## Written instruction
Look through the material below for "screenshot". Copy every line that contains it.

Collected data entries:

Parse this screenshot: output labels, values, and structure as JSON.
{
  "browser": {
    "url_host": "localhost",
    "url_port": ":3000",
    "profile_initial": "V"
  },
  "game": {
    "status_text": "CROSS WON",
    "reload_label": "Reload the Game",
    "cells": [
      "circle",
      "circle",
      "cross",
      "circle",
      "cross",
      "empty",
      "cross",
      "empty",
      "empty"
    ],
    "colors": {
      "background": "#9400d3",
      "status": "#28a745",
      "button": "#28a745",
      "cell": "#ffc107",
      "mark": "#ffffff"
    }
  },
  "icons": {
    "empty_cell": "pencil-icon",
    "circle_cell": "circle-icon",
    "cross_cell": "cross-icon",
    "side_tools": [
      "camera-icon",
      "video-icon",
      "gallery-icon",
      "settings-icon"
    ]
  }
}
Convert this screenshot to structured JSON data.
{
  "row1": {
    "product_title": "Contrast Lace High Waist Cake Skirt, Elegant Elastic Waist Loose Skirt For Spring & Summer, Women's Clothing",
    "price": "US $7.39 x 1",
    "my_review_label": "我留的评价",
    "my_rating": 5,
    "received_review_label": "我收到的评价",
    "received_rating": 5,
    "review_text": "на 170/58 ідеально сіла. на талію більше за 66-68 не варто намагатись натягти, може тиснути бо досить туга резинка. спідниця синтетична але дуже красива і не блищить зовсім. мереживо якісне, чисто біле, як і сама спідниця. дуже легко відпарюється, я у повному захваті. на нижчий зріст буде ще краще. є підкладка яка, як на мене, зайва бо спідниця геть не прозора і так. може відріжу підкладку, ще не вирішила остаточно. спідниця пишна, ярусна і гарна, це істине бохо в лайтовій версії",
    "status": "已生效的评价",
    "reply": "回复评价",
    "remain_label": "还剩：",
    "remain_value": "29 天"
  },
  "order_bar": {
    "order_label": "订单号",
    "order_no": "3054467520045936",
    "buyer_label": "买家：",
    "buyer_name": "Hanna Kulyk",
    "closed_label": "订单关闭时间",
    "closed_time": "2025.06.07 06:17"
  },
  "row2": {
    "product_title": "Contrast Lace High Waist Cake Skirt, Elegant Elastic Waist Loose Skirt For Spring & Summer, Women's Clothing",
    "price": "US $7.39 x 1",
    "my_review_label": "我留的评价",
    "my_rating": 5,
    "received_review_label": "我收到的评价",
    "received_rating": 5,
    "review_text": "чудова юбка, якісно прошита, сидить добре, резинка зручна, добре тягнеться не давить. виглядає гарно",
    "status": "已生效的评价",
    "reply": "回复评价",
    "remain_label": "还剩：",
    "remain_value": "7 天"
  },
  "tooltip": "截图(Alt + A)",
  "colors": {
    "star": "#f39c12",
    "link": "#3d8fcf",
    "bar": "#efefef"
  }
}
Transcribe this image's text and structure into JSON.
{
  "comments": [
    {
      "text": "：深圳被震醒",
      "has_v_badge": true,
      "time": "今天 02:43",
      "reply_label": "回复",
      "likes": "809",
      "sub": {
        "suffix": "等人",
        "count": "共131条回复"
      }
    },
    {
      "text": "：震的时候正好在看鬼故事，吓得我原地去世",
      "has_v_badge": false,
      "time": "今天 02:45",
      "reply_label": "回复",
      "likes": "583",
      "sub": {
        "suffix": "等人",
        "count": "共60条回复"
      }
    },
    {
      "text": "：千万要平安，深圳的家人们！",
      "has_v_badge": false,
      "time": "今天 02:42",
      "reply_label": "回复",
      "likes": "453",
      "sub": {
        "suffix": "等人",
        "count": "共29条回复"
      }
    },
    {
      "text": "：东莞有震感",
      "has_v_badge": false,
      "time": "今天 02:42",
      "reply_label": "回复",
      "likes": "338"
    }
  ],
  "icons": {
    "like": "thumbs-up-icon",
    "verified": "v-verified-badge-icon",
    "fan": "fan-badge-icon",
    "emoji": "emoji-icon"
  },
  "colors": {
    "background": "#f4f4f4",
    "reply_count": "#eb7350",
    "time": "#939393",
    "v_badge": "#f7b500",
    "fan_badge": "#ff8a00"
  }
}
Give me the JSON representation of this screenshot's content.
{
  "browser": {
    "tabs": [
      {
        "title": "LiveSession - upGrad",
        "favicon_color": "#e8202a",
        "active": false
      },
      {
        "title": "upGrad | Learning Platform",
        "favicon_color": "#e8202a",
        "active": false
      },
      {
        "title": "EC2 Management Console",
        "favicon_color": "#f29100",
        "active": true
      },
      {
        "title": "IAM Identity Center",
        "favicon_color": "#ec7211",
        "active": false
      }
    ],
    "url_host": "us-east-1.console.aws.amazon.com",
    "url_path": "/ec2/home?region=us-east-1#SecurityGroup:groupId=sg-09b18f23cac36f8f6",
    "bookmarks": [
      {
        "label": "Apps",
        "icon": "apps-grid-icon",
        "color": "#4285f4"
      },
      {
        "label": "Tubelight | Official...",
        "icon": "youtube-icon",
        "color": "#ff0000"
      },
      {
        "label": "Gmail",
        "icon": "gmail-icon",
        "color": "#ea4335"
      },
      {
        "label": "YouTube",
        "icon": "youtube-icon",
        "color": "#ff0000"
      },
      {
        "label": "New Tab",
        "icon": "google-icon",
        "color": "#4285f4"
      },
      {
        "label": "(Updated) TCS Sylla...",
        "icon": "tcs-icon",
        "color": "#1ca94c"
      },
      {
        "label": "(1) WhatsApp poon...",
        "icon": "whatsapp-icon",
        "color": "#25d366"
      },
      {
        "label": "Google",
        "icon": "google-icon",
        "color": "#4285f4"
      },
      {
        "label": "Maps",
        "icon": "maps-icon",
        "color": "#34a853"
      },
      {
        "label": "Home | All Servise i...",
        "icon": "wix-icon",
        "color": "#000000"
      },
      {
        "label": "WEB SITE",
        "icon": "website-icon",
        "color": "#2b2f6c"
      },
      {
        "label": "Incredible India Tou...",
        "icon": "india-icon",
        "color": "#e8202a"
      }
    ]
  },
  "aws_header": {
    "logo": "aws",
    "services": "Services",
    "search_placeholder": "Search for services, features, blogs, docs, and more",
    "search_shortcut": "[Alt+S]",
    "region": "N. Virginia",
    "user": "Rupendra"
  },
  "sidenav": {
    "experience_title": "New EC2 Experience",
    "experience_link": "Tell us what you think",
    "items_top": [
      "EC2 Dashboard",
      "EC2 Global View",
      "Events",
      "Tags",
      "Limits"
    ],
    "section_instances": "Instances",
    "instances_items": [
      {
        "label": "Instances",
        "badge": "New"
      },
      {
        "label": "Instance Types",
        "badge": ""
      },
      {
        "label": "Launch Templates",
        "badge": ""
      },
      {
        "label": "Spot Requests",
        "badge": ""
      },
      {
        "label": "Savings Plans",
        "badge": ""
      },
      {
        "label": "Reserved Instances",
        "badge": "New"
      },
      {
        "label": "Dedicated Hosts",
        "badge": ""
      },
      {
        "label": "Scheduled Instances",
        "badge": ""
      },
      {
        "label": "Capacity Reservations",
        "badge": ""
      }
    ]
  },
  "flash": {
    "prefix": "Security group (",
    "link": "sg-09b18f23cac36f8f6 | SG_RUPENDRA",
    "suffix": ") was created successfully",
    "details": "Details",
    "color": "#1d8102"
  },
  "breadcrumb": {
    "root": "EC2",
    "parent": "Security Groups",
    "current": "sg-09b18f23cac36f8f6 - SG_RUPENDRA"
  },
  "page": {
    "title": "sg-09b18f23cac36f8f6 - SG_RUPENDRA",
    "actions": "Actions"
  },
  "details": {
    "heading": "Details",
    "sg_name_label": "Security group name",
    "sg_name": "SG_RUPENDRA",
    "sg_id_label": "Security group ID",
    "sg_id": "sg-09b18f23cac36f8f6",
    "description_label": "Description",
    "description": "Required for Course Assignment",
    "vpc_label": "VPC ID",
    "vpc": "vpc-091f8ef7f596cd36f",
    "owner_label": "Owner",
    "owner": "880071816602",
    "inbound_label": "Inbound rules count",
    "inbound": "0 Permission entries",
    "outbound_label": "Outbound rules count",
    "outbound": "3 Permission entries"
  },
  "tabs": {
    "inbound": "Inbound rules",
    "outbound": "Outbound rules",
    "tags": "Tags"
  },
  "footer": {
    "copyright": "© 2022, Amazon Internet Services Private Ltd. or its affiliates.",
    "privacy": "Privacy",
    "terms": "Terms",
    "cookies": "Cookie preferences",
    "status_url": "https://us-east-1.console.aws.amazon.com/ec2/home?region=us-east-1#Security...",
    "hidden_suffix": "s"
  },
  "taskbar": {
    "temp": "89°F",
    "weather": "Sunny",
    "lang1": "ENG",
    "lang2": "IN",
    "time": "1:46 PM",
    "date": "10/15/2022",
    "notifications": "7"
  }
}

## Answer
Parse this screenshot: output labels, values, and structure as JSON.
Convert this screenshot to structured JSON data.
Give me the JSON representation of this screenshot's content.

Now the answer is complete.